(Figure content listings)
────

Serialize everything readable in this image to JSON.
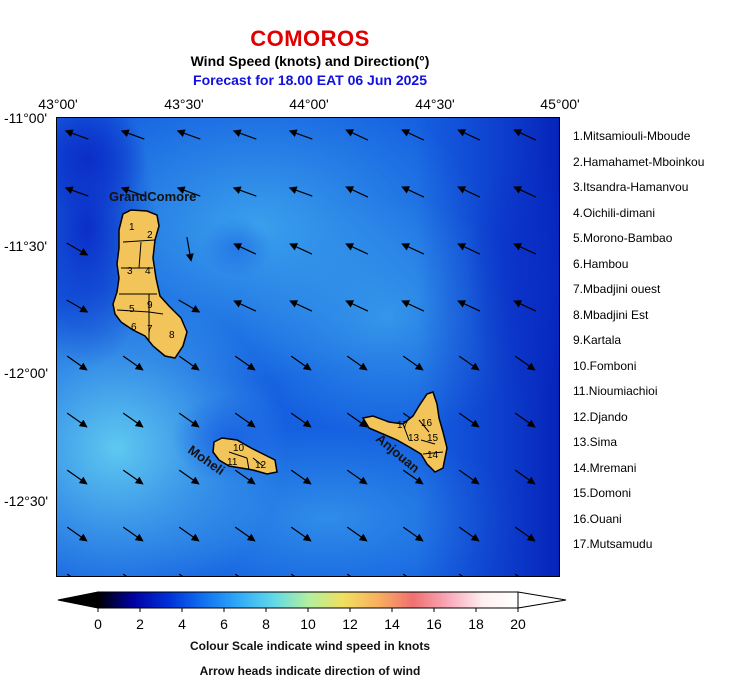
{
  "header": {
    "country": "COMOROS",
    "subtitle": "Wind Speed (knots) and Direction(°)",
    "forecast": "Forecast for  18.00 EAT 06 Jun 2025"
  },
  "axes": {
    "longitude_labels": [
      "43°00'",
      "43°30'",
      "44°00'",
      "44°30'",
      "45°00'"
    ],
    "latitude_labels": [
      "-11°00'",
      "-11°30'",
      "-12°00'",
      "-12°30'"
    ]
  },
  "islands": {
    "grand_comore": "GrandComore",
    "moheli": "Moheli",
    "anjouan": "Anjouan",
    "island_fill": "#f2c45a"
  },
  "districts": [
    "1.Mitsamiouli-Mboude",
    "2.Hamahamet-Mboinkou",
    "3.Itsandra-Hamanvou",
    "4.Oichili-dimani",
    "5.Morono-Bambao",
    "6.Hambou",
    "7.Mbadjini ouest",
    "8.Mbadjini Est",
    "9.Kartala",
    "10.Fomboni",
    "11.Nioumiachioi",
    "12.Djando",
    "13.Sima",
    "14.Mremani",
    "15.Domoni",
    "16.Ouani",
    "17.Mutsamudu"
  ],
  "district_numbers": {
    "gc": [
      "1",
      "2",
      "3",
      "4",
      "5",
      "6",
      "7",
      "8",
      "9"
    ],
    "moheli": [
      "10",
      "11",
      "12"
    ],
    "anjouan": [
      "13",
      "15",
      "14",
      "16",
      "17"
    ]
  },
  "colorbar": {
    "ticks": [
      "0",
      "2",
      "4",
      "6",
      "8",
      "10",
      "12",
      "14",
      "16",
      "18",
      "20"
    ],
    "min": 0,
    "max": 20,
    "colors": [
      "#000000",
      "#0000a0",
      "#0030d8",
      "#1070f0",
      "#30a8f8",
      "#60d8e8",
      "#b0f0a0",
      "#f0e060",
      "#f8b060",
      "#f07070",
      "#f8a8b8",
      "#fff0f0",
      "#ffffff"
    ]
  },
  "captions": {
    "line1": "Colour Scale indicate wind speed in knots",
    "line2": "Arrow heads indicate direction of wind"
  }
}
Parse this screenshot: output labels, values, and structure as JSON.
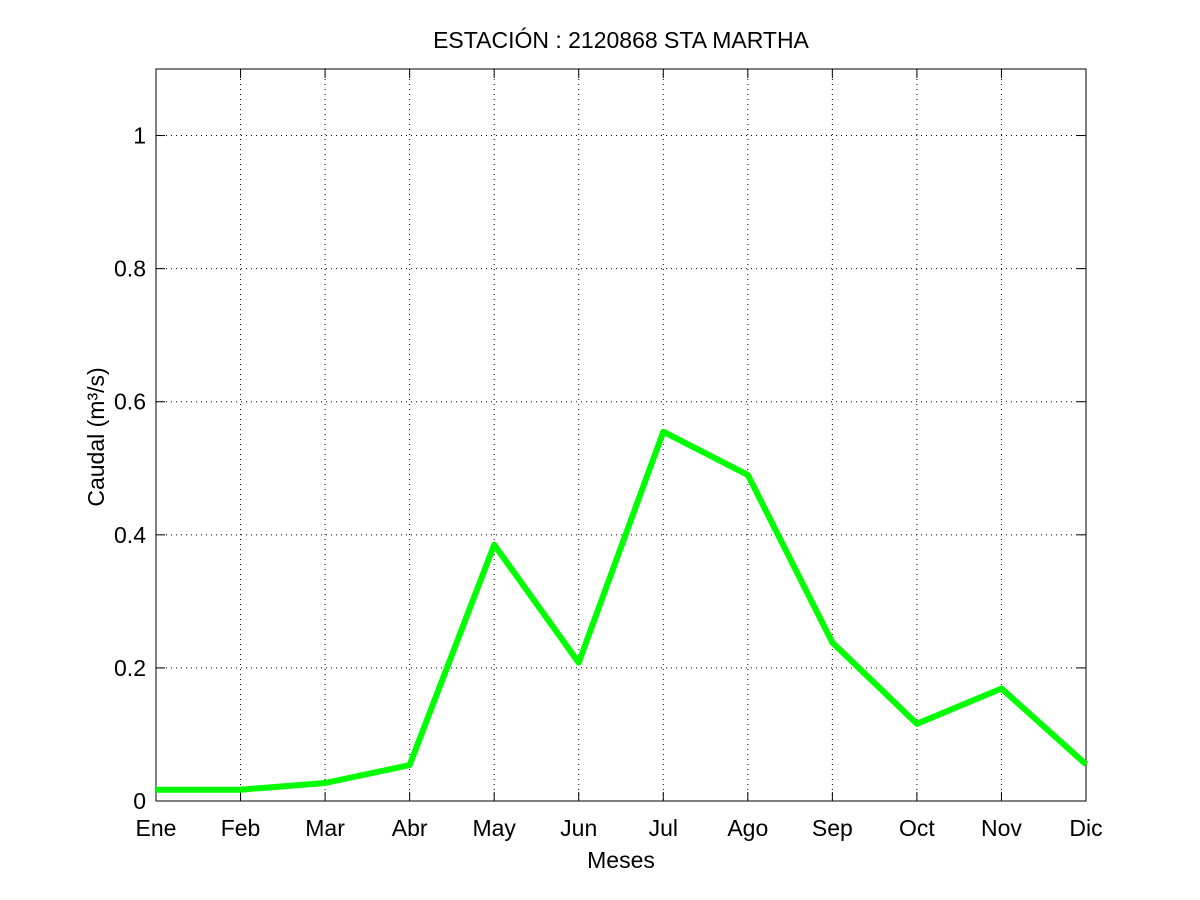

────

What this task involves | Reproduce each line exactly, please, except for any pictures.

Final answer |
Serialize everything readable in this image to JSON.
{
  "header": {
    "country": "COMOROS",
    "subtitle": "Wind Speed (knots) and Direction(°)",
    "forecast": "Forecast for  18.00 EAT 06 Jun 2025"
  },
  "axes": {
    "longitude_labels": [
      "43°00'",
      "43°30'",
      "44°00'",
      "44°30'",
      "45°00'"
    ],
    "latitude_labels": [
      "-11°00'",
      "-11°30'",
      "-12°00'",
      "-12°30'"
    ]
  },
  "islands": {
    "grand_comore": "GrandComore",
    "moheli": "Moheli",
    "anjouan": "Anjouan",
    "island_fill": "#f2c45a"
  },
  "districts": [
    "1.Mitsamiouli-Mboude",
    "2.Hamahamet-Mboinkou",
    "3.Itsandra-Hamanvou",
    "4.Oichili-dimani",
    "5.Morono-Bambao",
    "6.Hambou",
    "7.Mbadjini ouest",
    "8.Mbadjini Est",
    "9.Kartala",
    "10.Fomboni",
    "11.Nioumiachioi",
    "12.Djando",
    "13.Sima",
    "14.Mremani",
    "15.Domoni",
    "16.Ouani",
    "17.Mutsamudu"
  ],
  "district_numbers": {
    "gc": [
      "1",
      "2",
      "3",
      "4",
      "5",
      "6",
      "7",
      "8",
      "9"
    ],
    "moheli": [
      "10",
      "11",
      "12"
    ],
    "anjouan": [
      "13",
      "15",
      "14",
      "16",
      "17"
    ]
  },
  "colorbar": {
    "ticks": [
      "0",
      "2",
      "4",
      "6",
      "8",
      "10",
      "12",
      "14",
      "16",
      "18",
      "20"
    ],
    "min": 0,
    "max": 20,
    "colors": [
      "#000000",
      "#0000a0",
      "#0030d8",
      "#1070f0",
      "#30a8f8",
      "#60d8e8",
      "#b0f0a0",
      "#f0e060",
      "#f8b060",
      "#f07070",
      "#f8a8b8",
      "#fff0f0",
      "#ffffff"
    ]
  },
  "captions": {
    "line1": "Colour Scale indicate wind speed in knots",
    "line2": "Arrow heads indicate direction of wind"
  }
}
Parse this screenshot: output labels, values, and structure as JSON.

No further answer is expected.